STATED TASK
Make an exact copy of the lines below.

* Start *

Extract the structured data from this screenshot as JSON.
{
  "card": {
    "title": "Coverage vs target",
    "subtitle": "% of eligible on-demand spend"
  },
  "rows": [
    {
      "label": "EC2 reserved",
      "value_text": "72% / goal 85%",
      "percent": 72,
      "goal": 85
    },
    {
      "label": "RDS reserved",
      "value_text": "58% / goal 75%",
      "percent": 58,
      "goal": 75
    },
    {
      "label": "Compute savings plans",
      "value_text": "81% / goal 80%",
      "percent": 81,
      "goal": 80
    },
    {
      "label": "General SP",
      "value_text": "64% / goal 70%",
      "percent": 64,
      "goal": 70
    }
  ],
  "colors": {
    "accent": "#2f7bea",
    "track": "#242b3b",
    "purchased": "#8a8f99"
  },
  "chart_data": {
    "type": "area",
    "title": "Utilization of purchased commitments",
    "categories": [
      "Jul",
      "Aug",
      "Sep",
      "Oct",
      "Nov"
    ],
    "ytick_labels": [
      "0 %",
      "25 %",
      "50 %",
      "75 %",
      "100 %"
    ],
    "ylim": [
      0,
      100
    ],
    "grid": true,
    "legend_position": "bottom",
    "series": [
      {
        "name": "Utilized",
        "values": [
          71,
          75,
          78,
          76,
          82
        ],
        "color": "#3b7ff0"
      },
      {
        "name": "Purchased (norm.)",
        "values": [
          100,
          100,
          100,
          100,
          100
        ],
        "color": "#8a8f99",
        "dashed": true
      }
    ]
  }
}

* End *

EXERCISE SOLUTION
Extract the structured data from this screenshot as JSON.
{
  "card": {
    "title": "Coverage vs target",
    "subtitle": "% of eligible on-demand spend"
  },
  "rows": [
    {
      "label": "EC2 reserved",
      "value_text": "72% / goal 85%",
      "percent": 72,
      "goal": 85
    },
    {
      "label": "RDS reserved",
      "value_text": "58% / goal 75%",
      "percent": 58,
      "goal": 75
    },
    {
      "label": "Compute savings plans",
      "value_text": "81% / goal 80%",
      "percent": 81,
      "goal": 80
    },
    {
      "label": "General SP",
      "value_text": "64% / goal 70%",
      "percent": 64,
      "goal": 70
    }
  ],
  "colors": {
    "accent": "#2f7bea",
    "track": "#242b3b",
    "purchased": "#8a8f99"
  },
  "chart_data": {
    "type": "area",
    "title": "Utilization of purchased commitments",
    "categories": [
      "Jul",
      "Aug",
      "Sep",
      "Oct",
      "Nov"
    ],
    "ytick_labels": [
      "0 %",
      "25 %",
      "50 %",
      "75 %",
      "100 %"
    ],
    "ylim": [
      0,
      100
    ],
    "grid": true,
    "legend_position": "bottom",
    "series": [
      {
        "name": "Utilized",
        "values": [
          71,
          75,
          78,
          76,
          82
        ],
        "color": "#3b7ff0"
      },
      {
        "name": "Purchased (norm.)",
        "values": [
          100,
          100,
          100,
          100,
          100
        ],
        "color": "#8a8f99",
        "dashed": true
      }
    ]
  }
}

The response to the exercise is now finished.